Requirement — Filter for the word "title" and keep each matching line.

[begin Given records]

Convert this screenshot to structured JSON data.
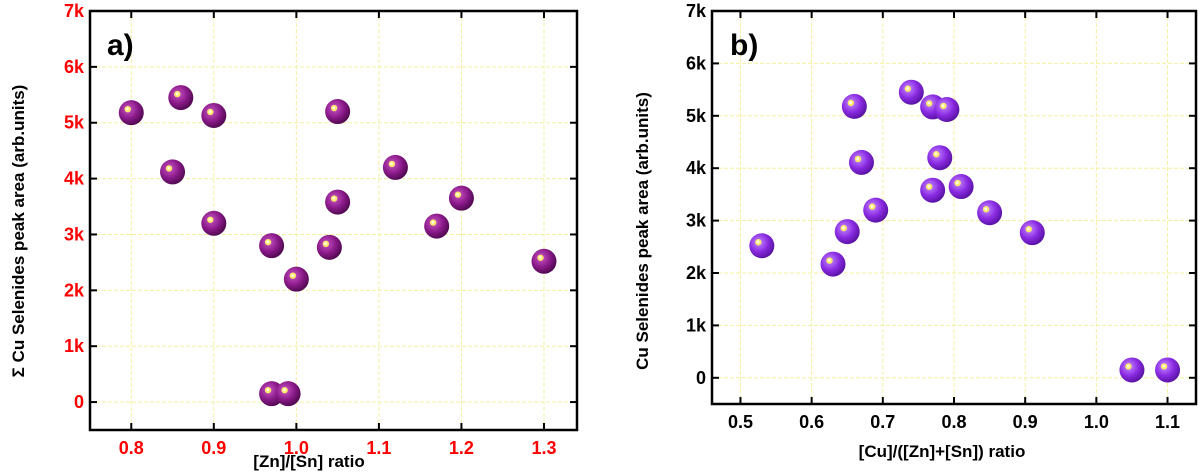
{
  "chart_data": [
    {
      "type": "scatter",
      "panel_label": "a)",
      "xlabel": "[Zn]/[Sn] ratio",
      "ylabel": "Σ Cu Selenides peak area (arb.units)",
      "xlim": [
        0.75,
        1.34
      ],
      "ylim": [
        -500,
        7000
      ],
      "xticks": [
        0.8,
        0.9,
        1.0,
        1.1,
        1.2,
        1.3
      ],
      "xtick_labels": [
        "0.8",
        "0.9",
        "1.0",
        "1.1",
        "1.2",
        "1.3"
      ],
      "yticks": [
        0,
        1000,
        2000,
        3000,
        4000,
        5000,
        6000,
        7000
      ],
      "ytick_labels": [
        "0",
        "1k",
        "2k",
        "3k",
        "4k",
        "5k",
        "6k",
        "7k"
      ],
      "tick_color": "#ff0000",
      "grid": true,
      "grid_color": "#f5f0a0",
      "marker_color": "#8b1a8a",
      "x": [
        0.8,
        0.85,
        0.86,
        0.9,
        0.9,
        0.97,
        0.97,
        0.99,
        1.0,
        1.04,
        1.05,
        1.05,
        1.12,
        1.17,
        1.2,
        1.3
      ],
      "y": [
        5180,
        4120,
        5450,
        5130,
        3200,
        2800,
        150,
        150,
        2200,
        2770,
        5200,
        3580,
        4200,
        3150,
        3650,
        2520
      ]
    },
    {
      "type": "scatter",
      "panel_label": "b)",
      "xlabel": "[Cu]/([Zn]+[Sn]) ratio",
      "ylabel": "Cu Selenides peak area  (arb.units)",
      "xlim": [
        0.46,
        1.14
      ],
      "ylim": [
        -500,
        7000
      ],
      "xticks": [
        0.5,
        0.6,
        0.7,
        0.8,
        0.9,
        1.0,
        1.1
      ],
      "xtick_labels": [
        "0.5",
        "0.6",
        "0.7",
        "0.8",
        "0.9",
        "1.0",
        "1.1"
      ],
      "yticks": [
        0,
        1000,
        2000,
        3000,
        4000,
        5000,
        6000,
        7000
      ],
      "ytick_labels": [
        "0",
        "1k",
        "2k",
        "3k",
        "4k",
        "5k",
        "6k",
        "7k"
      ],
      "tick_color": "#000000",
      "grid": true,
      "grid_color": "#f5f0a0",
      "marker_color": "#8a2be2",
      "x": [
        0.53,
        0.63,
        0.65,
        0.66,
        0.67,
        0.69,
        0.74,
        0.77,
        0.77,
        0.78,
        0.79,
        0.81,
        0.85,
        0.91,
        1.05,
        1.1
      ],
      "y": [
        2520,
        2170,
        2790,
        5180,
        4110,
        3200,
        5450,
        5170,
        3580,
        4200,
        5120,
        3650,
        3150,
        2770,
        150,
        150
      ]
    }
  ]
}
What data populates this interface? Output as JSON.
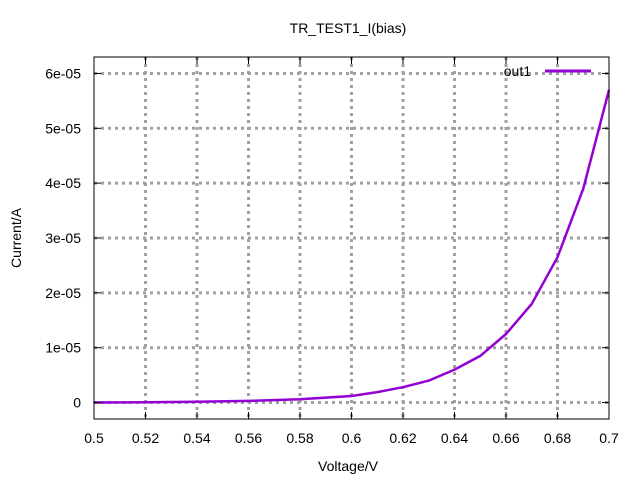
{
  "chart_data": {
    "type": "line",
    "title": "TR_TEST1_I(bias)",
    "xlabel": "Voltage/V",
    "ylabel": "Current/A",
    "xlim": [
      0.5,
      0.7
    ],
    "ylim": [
      -3e-06,
      6.3e-05
    ],
    "grid": true,
    "legend_position": "top-right",
    "xticks": [
      0.5,
      0.52,
      0.54,
      0.56,
      0.58,
      0.6,
      0.62,
      0.64,
      0.66,
      0.68,
      0.7
    ],
    "xtick_labels": [
      "0.5",
      "0.52",
      "0.54",
      "0.56",
      "0.58",
      "0.6",
      "0.62",
      "0.64",
      "0.66",
      "0.68",
      "0.7"
    ],
    "yticks": [
      0,
      1e-05,
      2e-05,
      3e-05,
      4e-05,
      5e-05,
      6e-05
    ],
    "ytick_labels": [
      "0",
      "1e-05",
      "2e-05",
      "3e-05",
      "4e-05",
      "5e-05",
      "6e-05"
    ],
    "series": [
      {
        "name": "out1",
        "color": "#9400d3",
        "x": [
          0.5,
          0.52,
          0.54,
          0.56,
          0.58,
          0.6,
          0.61,
          0.62,
          0.63,
          0.64,
          0.65,
          0.66,
          0.67,
          0.68,
          0.69,
          0.7
        ],
        "y": [
          0,
          5e-08,
          1.5e-07,
          3e-07,
          6e-07,
          1.2e-06,
          1.9e-06,
          2.8e-06,
          4e-06,
          6e-06,
          8.5e-06,
          1.25e-05,
          1.8e-05,
          2.65e-05,
          3.9e-05,
          5.7e-05
        ]
      }
    ]
  }
}
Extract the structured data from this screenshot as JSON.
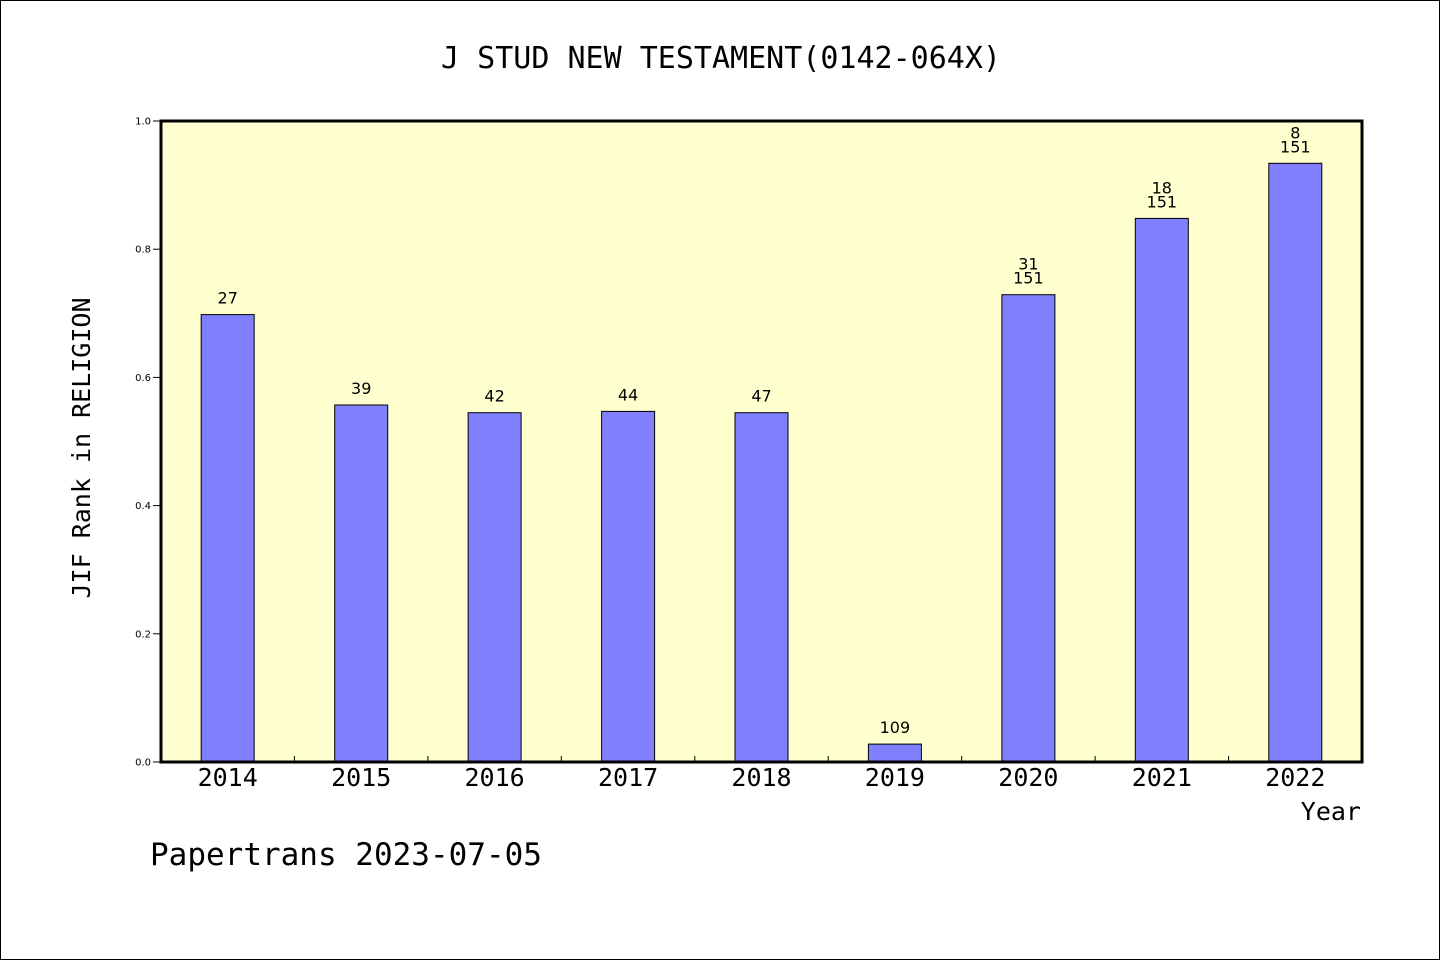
{
  "chart_data": {
    "type": "bar",
    "title": "J STUD NEW TESTAMENT(0142-064X)",
    "xlabel": "Year",
    "ylabel": "JIF Rank in RELIGION",
    "ylim": [
      0,
      1.0
    ],
    "yticks": [
      "0.0",
      "0.2",
      "0.4",
      "0.6",
      "0.8",
      "1.0"
    ],
    "categories": [
      "2014",
      "2015",
      "2016",
      "2017",
      "2018",
      "2019",
      "2020",
      "2021",
      "2022"
    ],
    "values": [
      0.698,
      0.557,
      0.545,
      0.547,
      0.545,
      0.028,
      0.729,
      0.848,
      0.934
    ],
    "labels": [
      [
        "27"
      ],
      [
        "39"
      ],
      [
        "42"
      ],
      [
        "44"
      ],
      [
        "47"
      ],
      [
        "109"
      ],
      [
        "31",
        "151"
      ],
      [
        "18",
        "151"
      ],
      [
        "8",
        "151"
      ]
    ],
    "grid": false,
    "colors": {
      "plot_background": "#ffffd0",
      "bar_fill": "#8080ff",
      "bar_stroke": "#000000"
    }
  },
  "footer": {
    "text": "Papertrans 2023-07-05"
  }
}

[end Given records]

Right answer —
    "title": "TR_TEST1_I(bias)",
    "title": "J STUD NEW TESTAMENT(0142-064X)",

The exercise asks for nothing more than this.